What you should do: Locate every line in the records below that contains the word "Power", and copy each one.

Chart and figure data:
:::::
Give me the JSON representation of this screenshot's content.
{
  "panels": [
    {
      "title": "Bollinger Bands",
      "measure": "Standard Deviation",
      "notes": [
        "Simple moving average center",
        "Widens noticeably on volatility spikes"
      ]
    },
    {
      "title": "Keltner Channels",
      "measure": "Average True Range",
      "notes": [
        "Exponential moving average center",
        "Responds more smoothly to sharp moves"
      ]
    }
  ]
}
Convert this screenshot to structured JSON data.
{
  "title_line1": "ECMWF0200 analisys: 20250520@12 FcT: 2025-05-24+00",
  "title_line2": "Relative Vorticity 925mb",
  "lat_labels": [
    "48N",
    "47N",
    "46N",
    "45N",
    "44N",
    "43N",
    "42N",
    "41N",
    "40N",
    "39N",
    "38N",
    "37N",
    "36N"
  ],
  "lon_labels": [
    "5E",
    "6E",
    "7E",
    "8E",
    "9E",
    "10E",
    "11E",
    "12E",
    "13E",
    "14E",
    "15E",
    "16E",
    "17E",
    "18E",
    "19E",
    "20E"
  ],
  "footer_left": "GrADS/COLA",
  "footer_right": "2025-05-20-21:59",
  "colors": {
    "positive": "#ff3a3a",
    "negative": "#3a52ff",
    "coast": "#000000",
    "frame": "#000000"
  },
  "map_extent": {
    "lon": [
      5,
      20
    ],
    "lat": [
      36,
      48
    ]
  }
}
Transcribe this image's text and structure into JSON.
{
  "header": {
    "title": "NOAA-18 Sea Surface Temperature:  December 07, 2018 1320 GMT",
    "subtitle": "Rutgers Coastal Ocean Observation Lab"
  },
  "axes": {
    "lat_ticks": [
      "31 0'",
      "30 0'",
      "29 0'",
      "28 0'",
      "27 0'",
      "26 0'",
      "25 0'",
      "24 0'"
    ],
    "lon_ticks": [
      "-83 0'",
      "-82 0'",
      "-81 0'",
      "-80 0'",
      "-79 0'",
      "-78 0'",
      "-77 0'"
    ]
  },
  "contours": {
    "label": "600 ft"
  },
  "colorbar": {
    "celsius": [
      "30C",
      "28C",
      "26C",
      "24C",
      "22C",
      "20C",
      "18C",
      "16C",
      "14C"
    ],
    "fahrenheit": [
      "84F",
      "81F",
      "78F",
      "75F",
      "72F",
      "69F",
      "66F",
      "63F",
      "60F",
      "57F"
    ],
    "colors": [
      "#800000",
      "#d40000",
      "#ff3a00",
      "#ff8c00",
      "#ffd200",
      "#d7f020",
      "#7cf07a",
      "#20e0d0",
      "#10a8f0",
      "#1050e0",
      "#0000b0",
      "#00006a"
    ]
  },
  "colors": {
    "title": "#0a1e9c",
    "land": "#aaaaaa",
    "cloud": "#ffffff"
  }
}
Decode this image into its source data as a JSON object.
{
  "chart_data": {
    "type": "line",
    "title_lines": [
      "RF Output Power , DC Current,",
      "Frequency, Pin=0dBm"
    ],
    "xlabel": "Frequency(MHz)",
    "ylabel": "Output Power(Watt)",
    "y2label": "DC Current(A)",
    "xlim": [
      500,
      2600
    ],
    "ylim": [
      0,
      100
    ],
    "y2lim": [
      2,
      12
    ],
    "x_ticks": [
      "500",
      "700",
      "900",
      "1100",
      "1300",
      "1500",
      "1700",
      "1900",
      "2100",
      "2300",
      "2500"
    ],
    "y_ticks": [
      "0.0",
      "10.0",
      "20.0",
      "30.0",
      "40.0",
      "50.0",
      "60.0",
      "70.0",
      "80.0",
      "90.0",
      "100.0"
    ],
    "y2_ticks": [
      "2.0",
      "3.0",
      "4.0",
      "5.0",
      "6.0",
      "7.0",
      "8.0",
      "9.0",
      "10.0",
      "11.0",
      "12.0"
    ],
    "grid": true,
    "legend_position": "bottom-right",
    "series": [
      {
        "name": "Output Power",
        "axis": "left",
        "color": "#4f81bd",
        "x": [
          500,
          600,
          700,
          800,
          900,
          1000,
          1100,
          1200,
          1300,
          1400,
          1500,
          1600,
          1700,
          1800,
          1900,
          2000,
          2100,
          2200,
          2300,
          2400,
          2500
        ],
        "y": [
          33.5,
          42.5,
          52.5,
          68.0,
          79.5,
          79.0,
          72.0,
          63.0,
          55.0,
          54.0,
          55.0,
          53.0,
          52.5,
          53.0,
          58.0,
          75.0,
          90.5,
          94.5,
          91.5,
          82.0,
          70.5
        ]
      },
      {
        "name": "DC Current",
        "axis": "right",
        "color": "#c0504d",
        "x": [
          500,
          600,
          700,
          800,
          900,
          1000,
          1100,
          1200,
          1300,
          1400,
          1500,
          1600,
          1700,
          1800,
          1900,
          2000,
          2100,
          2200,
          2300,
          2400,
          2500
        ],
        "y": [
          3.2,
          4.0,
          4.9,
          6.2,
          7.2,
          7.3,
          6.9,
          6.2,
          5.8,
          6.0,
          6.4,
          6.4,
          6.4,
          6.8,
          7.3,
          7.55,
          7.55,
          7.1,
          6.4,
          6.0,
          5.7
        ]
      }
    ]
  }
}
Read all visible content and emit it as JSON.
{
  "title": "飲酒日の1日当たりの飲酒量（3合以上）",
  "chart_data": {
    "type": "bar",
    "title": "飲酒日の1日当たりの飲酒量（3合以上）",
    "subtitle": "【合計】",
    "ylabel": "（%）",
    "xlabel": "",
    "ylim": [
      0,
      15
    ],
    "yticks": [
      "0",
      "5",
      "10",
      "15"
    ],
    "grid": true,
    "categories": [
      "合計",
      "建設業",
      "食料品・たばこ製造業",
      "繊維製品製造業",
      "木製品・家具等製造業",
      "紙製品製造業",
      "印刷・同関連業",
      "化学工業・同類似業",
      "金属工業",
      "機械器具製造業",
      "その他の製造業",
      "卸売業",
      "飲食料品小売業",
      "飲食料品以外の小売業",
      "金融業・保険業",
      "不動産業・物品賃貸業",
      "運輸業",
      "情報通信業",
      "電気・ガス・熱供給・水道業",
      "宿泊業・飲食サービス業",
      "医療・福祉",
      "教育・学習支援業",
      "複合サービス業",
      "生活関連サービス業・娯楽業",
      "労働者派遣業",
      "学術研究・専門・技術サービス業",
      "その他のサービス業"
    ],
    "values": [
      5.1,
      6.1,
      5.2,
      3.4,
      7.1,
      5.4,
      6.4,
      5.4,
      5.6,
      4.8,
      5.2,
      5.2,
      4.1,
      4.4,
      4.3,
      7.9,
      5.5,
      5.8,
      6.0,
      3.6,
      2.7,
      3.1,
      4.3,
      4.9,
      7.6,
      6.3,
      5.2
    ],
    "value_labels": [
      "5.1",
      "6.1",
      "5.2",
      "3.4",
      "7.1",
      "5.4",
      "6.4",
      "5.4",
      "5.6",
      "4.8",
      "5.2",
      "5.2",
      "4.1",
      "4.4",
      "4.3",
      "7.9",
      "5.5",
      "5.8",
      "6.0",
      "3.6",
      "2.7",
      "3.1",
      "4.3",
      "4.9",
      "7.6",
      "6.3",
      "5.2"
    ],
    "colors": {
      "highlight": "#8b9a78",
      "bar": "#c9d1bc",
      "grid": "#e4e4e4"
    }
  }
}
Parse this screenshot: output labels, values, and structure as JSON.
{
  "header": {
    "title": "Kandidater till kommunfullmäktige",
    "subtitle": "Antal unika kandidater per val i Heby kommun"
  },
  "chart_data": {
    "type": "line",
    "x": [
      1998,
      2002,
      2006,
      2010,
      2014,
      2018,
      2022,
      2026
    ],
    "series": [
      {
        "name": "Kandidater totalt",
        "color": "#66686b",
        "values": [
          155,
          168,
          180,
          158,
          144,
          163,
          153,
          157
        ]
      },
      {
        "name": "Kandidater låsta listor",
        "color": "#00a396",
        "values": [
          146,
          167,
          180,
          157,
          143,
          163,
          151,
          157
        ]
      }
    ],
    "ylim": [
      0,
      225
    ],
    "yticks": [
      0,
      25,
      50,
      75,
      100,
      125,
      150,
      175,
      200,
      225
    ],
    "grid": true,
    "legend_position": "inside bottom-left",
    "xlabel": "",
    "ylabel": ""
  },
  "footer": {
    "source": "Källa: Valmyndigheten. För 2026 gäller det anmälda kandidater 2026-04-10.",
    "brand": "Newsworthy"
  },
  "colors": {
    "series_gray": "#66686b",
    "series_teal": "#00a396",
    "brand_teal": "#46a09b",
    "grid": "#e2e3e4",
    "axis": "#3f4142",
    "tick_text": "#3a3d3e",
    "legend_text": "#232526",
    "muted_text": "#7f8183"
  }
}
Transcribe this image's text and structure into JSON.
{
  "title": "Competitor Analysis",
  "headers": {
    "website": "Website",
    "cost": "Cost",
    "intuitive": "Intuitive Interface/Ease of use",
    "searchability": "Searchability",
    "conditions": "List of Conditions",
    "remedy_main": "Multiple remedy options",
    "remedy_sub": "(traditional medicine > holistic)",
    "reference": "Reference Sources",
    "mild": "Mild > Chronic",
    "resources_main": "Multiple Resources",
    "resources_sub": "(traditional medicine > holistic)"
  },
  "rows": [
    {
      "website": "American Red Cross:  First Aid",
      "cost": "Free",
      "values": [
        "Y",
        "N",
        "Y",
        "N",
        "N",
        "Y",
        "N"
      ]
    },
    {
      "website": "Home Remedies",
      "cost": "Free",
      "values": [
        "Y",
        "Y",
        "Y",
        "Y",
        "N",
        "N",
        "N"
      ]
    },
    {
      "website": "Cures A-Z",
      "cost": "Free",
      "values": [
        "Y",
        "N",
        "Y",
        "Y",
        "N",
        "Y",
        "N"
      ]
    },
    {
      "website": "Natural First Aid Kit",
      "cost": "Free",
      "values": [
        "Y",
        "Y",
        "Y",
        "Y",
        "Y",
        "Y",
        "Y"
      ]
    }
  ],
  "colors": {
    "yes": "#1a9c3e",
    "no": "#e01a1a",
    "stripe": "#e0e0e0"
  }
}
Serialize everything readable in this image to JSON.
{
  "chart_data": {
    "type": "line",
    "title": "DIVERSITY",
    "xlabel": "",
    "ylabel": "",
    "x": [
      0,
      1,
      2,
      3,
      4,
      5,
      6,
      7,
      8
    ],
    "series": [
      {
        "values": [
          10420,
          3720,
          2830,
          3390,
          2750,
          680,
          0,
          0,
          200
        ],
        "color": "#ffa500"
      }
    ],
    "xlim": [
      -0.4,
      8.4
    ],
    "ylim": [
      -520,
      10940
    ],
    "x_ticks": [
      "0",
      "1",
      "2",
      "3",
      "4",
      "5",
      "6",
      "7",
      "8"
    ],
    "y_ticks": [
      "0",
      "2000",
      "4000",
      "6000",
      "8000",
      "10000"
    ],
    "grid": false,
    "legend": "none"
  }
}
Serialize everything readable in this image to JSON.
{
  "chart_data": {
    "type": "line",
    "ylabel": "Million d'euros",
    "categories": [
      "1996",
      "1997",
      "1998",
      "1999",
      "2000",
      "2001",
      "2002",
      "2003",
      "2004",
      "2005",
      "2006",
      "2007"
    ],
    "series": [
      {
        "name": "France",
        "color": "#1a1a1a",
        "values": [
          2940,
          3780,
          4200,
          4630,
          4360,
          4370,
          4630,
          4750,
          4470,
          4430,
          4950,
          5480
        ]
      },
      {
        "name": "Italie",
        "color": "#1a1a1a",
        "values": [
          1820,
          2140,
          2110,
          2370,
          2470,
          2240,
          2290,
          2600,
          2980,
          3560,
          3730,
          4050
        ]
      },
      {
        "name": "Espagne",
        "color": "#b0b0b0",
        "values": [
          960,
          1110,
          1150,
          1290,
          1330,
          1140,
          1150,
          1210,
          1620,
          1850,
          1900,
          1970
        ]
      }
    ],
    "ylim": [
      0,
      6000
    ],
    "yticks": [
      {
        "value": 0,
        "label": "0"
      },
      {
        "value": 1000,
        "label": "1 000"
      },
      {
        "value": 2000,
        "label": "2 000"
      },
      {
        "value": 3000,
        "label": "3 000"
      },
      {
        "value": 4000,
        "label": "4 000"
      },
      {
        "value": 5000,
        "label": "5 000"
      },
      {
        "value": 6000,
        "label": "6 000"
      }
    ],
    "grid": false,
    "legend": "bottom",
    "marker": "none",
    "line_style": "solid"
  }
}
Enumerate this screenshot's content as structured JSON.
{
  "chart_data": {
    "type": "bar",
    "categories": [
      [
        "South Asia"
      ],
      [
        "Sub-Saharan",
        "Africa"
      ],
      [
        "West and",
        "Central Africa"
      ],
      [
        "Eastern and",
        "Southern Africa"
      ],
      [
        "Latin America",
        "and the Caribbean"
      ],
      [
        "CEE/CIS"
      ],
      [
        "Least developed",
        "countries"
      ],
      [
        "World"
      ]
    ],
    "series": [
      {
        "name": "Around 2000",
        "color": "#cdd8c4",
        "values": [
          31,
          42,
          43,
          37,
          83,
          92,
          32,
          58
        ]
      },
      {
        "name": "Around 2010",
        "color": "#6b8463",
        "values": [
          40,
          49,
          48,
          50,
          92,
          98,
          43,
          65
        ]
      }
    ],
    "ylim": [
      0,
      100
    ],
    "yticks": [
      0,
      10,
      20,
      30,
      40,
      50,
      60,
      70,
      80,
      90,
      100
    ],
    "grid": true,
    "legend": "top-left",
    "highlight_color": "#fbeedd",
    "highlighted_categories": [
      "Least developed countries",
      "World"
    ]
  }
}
:::::
The reply:
      "RF Output Power , DC Current,",
    "ylabel": "Output Power(Watt)",
        "name": "Output Power",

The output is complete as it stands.